**ЦИТИРУЕМЫЙ ОТРЫВОК**
Поразило нас также на улицах итальянских городов очень большое количество lazzaroni (нищих бродяг), которые назойливо осаждали путешественников, настойчиво требуя у них una soldi (мелкая монета) на макароны. На речных и морских пляжах туристы, преимущественно янки, развлекались тем, что, бросая в воду мелкие монеты, заставляли мальчишек нырять за ними в воду.
В конечном итоге мы пришли к выводу, что итальянский народ тогда жил бедно.
Я тогда не знал, что А. М. Горький жил на острове Капри, иначе обязательно побывал бы в этом чудесном уголке природы.
Осматривая тогда в многочисленных итальянских музеях произведения художников и скульпторов различных эпох, мы получили неизъяснимое эстетическое наслаждение. Всех этих творений замечательных мастеров искусства было так много, что мы потеряли им счёт. Если бы я стал описывать всё то, что мне удалось увидеть в Италии, мне пришлось бы исписать немало бумаги, но я не собираюсь этого делать.
Скажу только одно: особенно сильное впечатление произвели на меня творения Рафаэля Санцио: его мадонна и сейчас стоит у меня перед глазами, настолько она впечатляющая.
Во время путешествия по Италии я вспомнил, что здесь неоднократно бывал наш великий соотечественник П. И. Чайковский, который восхищался итальянскими песнями и плясками и даже их мелодии использовал в некоторых своих сочинениях, особенно в широко известном «Итальянском каприччио».
Хотя я и не изучал итальянского, но хорошее знание латинского языка меня выручало: к моему удивлению, многое из того, что я говорил по-латыни, итальянцы понимали.
Во время беседы с одним из прелатов на латинском языке я узнал от него много интересного.
В Италии мы чувствовали себя совершенно спокойно не только потому, что Италия ещё не воевала: нашему спокойствию много способствовало дружелюбное отношение к нам широких масс итальянцев.
Мы встречались с людьми не только на улицах, но и в ресторанах, тавернах (харчевнях). Там мы кушали замечательные итальянские макароны, запивали их необыкновенно вкусными итальянскими винами: Киянти, Лякрима Кристи, Асти Спуманте и другими. Во всех столовых и ресторанах итальянцы во время обедов, завтраков и ужинов пьют виноградное красное вино (не крепкое), как у нас квас или лимонад.

**ФРАГМЕНТ НАБОРА ДАННЫХ**
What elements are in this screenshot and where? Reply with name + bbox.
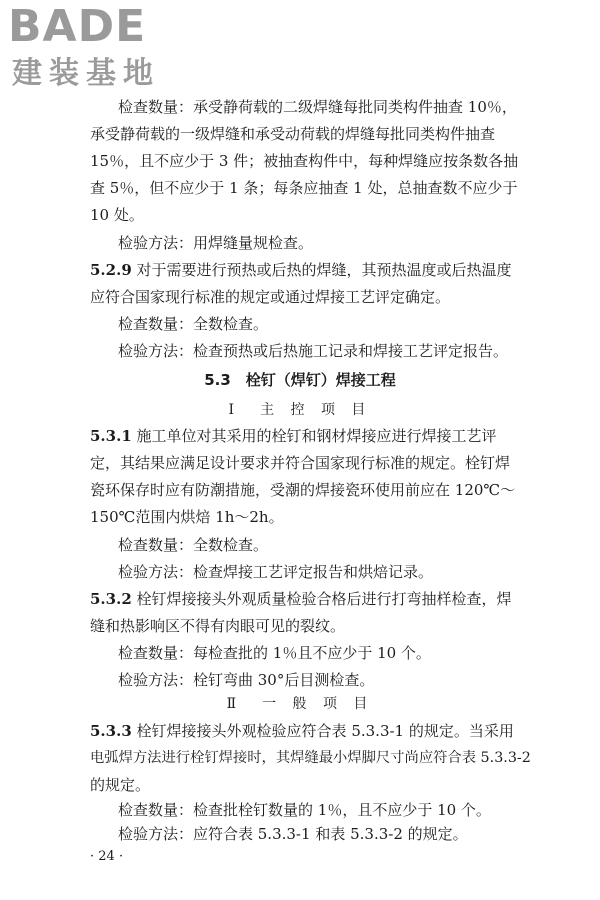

**ВАША ЗАДАЧА**
Допишите следующую часть воспоминаний о поездке по Италии. Начните сразу после фразы о красном вине, которое итальянцы пьют, «как у нас квас или лимонад».

**ОТВЕТ НА ЗАДАНИЕ**
Узнав, что мы — русские, итальянцы открыто выражали нам свои симпатии. А итальянские офицеры, с которыми нам пришлось разговаривать, прямо заявляли, что если они будут воевать, то только на стороне Антанты, и смотрели на русских, как на своих будущих союзников в войне. Такое благожелательное отношение итальянцев, конечно, всех нас успокаивало.
К сожалению, вопрос об участии Италии в войне решали не эти простые люди, а итальянский король и его приближённые, толкнувшие Италию во враждебный нам лагерь.
По истечении трёх дней русский посол в Риме нам сообщил, что теперь надо ехать в Бриндизи, откуда мы уже наверняка доедем домой.
Наш путь лежал через Милан, и мы решили на короткое время задержаться в этом замечательном городе.
Меня и других любителей музыки, прежде всего, привлекал знаменитый театр Ла Скала в Милане, считавшийся тогда одним из лучших оперных театров мира.
На сцене этого театра с поразившим всех успехом выступал знаменитый оперный певец Фёдор Иванович Шаляпин в начале текущего столетия. Он своим талантом покорил даже весьма требовательных к певцам итальянских зрителей и с презрением отверг предложение клакёров сделать ему успех за деньги.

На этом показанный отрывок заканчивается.